───── DATA LINES ─────

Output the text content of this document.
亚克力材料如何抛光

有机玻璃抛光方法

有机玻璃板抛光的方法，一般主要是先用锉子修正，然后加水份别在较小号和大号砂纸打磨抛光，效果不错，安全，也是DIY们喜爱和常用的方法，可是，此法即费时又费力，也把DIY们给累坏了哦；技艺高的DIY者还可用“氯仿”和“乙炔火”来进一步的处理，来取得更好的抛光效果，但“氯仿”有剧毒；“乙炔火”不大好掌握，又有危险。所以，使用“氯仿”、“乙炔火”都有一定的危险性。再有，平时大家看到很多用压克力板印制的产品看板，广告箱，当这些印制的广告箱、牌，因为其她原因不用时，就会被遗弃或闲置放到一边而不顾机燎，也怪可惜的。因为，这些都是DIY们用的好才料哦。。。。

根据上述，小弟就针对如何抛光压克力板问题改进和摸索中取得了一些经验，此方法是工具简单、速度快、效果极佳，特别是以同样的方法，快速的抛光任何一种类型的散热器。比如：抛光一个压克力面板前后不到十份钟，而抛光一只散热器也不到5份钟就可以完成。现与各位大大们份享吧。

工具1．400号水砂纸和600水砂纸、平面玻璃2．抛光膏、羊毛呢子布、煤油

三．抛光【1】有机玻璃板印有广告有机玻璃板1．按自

─────

• _THE REQUEST_:
Extract each line of the material exactly as it stands.

• _SOLVED EXERCISE_:
Output the text content of this document.
亚克力材料如何抛光

有机玻璃抛光方法

有机玻璃板抛光的方法，一般主要是先用锉子修正，然后加水份别在较小号和大号砂纸打磨抛光，效果不错，安全，也是DIY们喜爱和常用的方法，可是，此法即费时又费力，也把DIY们给累坏了哦；技艺高的DIY者还可用“氯仿”和“乙炔火”来进一步的处理，来取得更好的抛光效果，但“氯仿”有剧毒；“乙炔火”不大好掌握，又有危险。所以，使用“氯仿”、“乙炔火”都有一定的危险性。再有，平时大家看到很多用压克力板印制的产品看板，广告箱，当这些印制的广告箱、牌，因为其她原因不用时，就会被遗弃或闲置放到一边而不顾机燎，也怪可惜的。因为，这些都是DIY们用的好才料哦。。。。

根据上述，小弟就针对如何抛光压克力板问题改进和摸索中取得了一些经验，此方法是工具简单、速度快、效果极佳，特别是以同样的方法，快速的抛光任何一种类型的散热器。比如：抛光一个压克力面板前后不到十份钟，而抛光一只散热器也不到5份钟就可以完成。现与各位大大们份享吧。

工具1．400号水砂纸和600水砂纸、平面玻璃2．抛光膏、羊毛呢子布、煤油

三．抛光【1】有机玻璃板印有广告有机玻璃板1．按自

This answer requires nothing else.